(Records from a collection of figures)
━━━
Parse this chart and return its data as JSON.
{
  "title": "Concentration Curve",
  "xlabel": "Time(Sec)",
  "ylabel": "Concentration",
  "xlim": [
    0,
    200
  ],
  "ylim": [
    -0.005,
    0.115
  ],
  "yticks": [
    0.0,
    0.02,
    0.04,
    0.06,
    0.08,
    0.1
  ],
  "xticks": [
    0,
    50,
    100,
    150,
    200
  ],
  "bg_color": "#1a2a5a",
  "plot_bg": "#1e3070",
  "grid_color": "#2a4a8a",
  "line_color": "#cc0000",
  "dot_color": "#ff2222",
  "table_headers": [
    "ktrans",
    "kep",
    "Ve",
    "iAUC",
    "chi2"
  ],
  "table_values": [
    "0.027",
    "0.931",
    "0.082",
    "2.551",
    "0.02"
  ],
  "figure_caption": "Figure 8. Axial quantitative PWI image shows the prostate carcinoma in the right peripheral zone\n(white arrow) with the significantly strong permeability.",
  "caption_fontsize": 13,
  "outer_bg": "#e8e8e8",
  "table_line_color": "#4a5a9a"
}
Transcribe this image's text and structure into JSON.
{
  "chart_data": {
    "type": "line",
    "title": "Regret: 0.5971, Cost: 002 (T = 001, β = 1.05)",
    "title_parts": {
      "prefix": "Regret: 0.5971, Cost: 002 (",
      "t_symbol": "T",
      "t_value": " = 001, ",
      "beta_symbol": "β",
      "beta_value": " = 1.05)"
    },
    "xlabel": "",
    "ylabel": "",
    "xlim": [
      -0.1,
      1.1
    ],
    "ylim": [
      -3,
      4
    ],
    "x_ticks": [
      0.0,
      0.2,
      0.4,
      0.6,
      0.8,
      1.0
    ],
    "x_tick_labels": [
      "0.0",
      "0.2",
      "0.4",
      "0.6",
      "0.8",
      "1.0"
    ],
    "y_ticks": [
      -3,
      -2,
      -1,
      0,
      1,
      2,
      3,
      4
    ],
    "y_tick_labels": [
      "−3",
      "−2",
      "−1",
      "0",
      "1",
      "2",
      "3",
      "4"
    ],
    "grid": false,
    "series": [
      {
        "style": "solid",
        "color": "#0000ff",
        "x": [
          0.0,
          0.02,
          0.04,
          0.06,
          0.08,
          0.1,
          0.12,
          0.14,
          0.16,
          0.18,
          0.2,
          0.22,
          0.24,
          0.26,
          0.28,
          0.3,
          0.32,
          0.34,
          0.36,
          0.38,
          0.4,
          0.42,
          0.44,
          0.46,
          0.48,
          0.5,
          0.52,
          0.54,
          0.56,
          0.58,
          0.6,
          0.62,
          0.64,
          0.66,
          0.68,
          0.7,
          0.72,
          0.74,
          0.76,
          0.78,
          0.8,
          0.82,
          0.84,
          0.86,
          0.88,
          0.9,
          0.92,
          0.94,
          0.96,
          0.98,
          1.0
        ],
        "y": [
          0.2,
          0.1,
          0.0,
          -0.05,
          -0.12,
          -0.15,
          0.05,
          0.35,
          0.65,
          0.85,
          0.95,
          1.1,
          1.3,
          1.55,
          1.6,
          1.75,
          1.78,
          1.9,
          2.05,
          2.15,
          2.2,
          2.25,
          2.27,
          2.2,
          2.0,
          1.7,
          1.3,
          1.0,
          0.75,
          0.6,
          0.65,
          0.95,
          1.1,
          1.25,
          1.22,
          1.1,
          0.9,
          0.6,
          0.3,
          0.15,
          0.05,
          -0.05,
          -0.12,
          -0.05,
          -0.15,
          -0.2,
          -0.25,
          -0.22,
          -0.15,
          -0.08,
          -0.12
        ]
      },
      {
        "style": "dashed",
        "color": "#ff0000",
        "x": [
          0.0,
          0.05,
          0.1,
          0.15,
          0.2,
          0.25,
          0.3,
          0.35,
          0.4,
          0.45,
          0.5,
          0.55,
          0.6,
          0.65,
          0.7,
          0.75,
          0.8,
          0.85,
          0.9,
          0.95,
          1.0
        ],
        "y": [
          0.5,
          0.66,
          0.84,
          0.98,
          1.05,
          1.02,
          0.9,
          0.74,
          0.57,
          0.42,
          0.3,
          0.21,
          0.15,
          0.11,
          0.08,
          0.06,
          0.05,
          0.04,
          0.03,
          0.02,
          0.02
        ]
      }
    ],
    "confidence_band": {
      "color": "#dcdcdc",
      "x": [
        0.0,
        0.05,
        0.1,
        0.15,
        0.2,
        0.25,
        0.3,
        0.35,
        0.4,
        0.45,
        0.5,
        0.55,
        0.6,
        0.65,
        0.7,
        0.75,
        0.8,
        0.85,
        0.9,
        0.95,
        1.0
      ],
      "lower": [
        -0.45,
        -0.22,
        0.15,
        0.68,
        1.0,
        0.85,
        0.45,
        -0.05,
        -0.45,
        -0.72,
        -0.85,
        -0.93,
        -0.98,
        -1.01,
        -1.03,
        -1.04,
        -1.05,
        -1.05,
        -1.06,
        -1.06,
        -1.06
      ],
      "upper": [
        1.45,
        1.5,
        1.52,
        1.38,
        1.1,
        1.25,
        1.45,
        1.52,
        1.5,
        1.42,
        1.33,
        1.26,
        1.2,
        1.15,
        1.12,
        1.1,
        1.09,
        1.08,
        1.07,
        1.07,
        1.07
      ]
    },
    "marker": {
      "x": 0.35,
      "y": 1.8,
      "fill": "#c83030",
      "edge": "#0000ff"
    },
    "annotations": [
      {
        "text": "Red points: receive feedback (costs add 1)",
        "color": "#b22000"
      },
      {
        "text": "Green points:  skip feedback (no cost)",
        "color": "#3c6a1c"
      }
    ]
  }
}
━━━
Given problem: Give the listing above again, word for word.

Exercise response:
Parse this chart and return its data as JSON.
{
  "title": "Concentration Curve",
  "xlabel": "Time(Sec)",
  "ylabel": "Concentration",
  "xlim": [
    0,
    200
  ],
  "ylim": [
    -0.005,
    0.115
  ],
  "yticks": [
    0.0,
    0.02,
    0.04,
    0.06,
    0.08,
    0.1
  ],
  "xticks": [
    0,
    50,
    100,
    150,
    200
  ],
  "bg_color": "#1a2a5a",
  "plot_bg": "#1e3070",
  "grid_color": "#2a4a8a",
  "line_color": "#cc0000",
  "dot_color": "#ff2222",
  "table_headers": [
    "ktrans",
    "kep",
    "Ve",
    "iAUC",
    "chi2"
  ],
  "table_values": [
    "0.027",
    "0.931",
    "0.082",
    "2.551",
    "0.02"
  ],
  "figure_caption": "Figure 8. Axial quantitative PWI image shows the prostate carcinoma in the right peripheral zone\n(white arrow) with the significantly strong permeability.",
  "caption_fontsize": 13,
  "outer_bg": "#e8e8e8",
  "table_line_color": "#4a5a9a"
}
Transcribe this image's text and structure into JSON.
{
  "chart_data": {
    "type": "line",
    "title": "Regret: 0.5971, Cost: 002 (T = 001, β = 1.05)",
    "title_parts": {
      "prefix": "Regret: 0.5971, Cost: 002 (",
      "t_symbol": "T",
      "t_value": " = 001, ",
      "beta_symbol": "β",
      "beta_value": " = 1.05)"
    },
    "xlabel": "",
    "ylabel": "",
    "xlim": [
      -0.1,
      1.1
    ],
    "ylim": [
      -3,
      4
    ],
    "x_ticks": [
      0.0,
      0.2,
      0.4,
      0.6,
      0.8,
      1.0
    ],
    "x_tick_labels": [
      "0.0",
      "0.2",
      "0.4",
      "0.6",
      "0.8",
      "1.0"
    ],
    "y_ticks": [
      -3,
      -2,
      -1,
      0,
      1,
      2,
      3,
      4
    ],
    "y_tick_labels": [
      "−3",
      "−2",
      "−1",
      "0",
      "1",
      "2",
      "3",
      "4"
    ],
    "grid": false,
    "series": [
      {
        "style": "solid",
        "color": "#0000ff",
        "x": [
          0.0,
          0.02,
          0.04,
          0.06,
          0.08,
          0.1,
          0.12,
          0.14,
          0.16,
          0.18,
          0.2,
          0.22,
          0.24,
          0.26,
          0.28,
          0.3,
          0.32,
          0.34,
          0.36,
          0.38,
          0.4,
          0.42,
          0.44,
          0.46,
          0.48,
          0.5,
          0.52,
          0.54,
          0.56,
          0.58,
          0.6,
          0.62,
          0.64,
          0.66,
          0.68,
          0.7,
          0.72,
          0.74,
          0.76,
          0.78,
          0.8,
          0.82,
          0.84,
          0.86,
          0.88,
          0.9,
          0.92,
          0.94,
          0.96,
          0.98,
          1.0
        ],
        "y": [
          0.2,
          0.1,
          0.0,
          -0.05,
          -0.12,
          -0.15,
          0.05,
          0.35,
          0.65,
          0.85,
          0.95,
          1.1,
          1.3,
          1.55,
          1.6,
          1.75,
          1.78,
          1.9,
          2.05,
          2.15,
          2.2,
          2.25,
          2.27,
          2.2,
          2.0,
          1.7,
          1.3,
          1.0,
          0.75,
          0.6,
          0.65,
          0.95,
          1.1,
          1.25,
          1.22,
          1.1,
          0.9,
          0.6,
          0.3,
          0.15,
          0.05,
          -0.05,
          -0.12,
          -0.05,
          -0.15,
          -0.2,
          -0.25,
          -0.22,
          -0.15,
          -0.08,
          -0.12
        ]
      },
      {
        "style": "dashed",
        "color": "#ff0000",
        "x": [
          0.0,
          0.05,
          0.1,
          0.15,
          0.2,
          0.25,
          0.3,
          0.35,
          0.4,
          0.45,
          0.5,
          0.55,
          0.6,
          0.65,
          0.7,
          0.75,
          0.8,
          0.85,
          0.9,
          0.95,
          1.0
        ],
        "y": [
          0.5,
          0.66,
          0.84,
          0.98,
          1.05,
          1.02,
          0.9,
          0.74,
          0.57,
          0.42,
          0.3,
          0.21,
          0.15,
          0.11,
          0.08,
          0.06,
          0.05,
          0.04,
          0.03,
          0.02,
          0.02
        ]
      }
    ],
    "confidence_band": {
      "color": "#dcdcdc",
      "x": [
        0.0,
        0.05,
        0.1,
        0.15,
        0.2,
        0.25,
        0.3,
        0.35,
        0.4,
        0.45,
        0.5,
        0.55,
        0.6,
        0.65,
        0.7,
        0.75,
        0.8,
        0.85,
        0.9,
        0.95,
        1.0
      ],
      "lower": [
        -0.45,
        -0.22,
        0.15,
        0.68,
        1.0,
        0.85,
        0.45,
        -0.05,
        -0.45,
        -0.72,
        -0.85,
        -0.93,
        -0.98,
        -1.01,
        -1.03,
        -1.04,
        -1.05,
        -1.05,
        -1.06,
        -1.06,
        -1.06
      ],
      "upper": [
        1.45,
        1.5,
        1.52,
        1.38,
        1.1,
        1.25,
        1.45,
        1.52,
        1.5,
        1.42,
        1.33,
        1.26,
        1.2,
        1.15,
        1.12,
        1.1,
        1.09,
        1.08,
        1.07,
        1.07,
        1.07
      ]
    },
    "marker": {
      "x": 0.35,
      "y": 1.8,
      "fill": "#c83030",
      "edge": "#0000ff"
    },
    "annotations": [
      {
        "text": "Red points: receive feedback (costs add 1)",
        "color": "#b22000"
      },
      {
        "text": "Green points:  skip feedback (no cost)",
        "color": "#3c6a1c"
      }
    ]
  }
}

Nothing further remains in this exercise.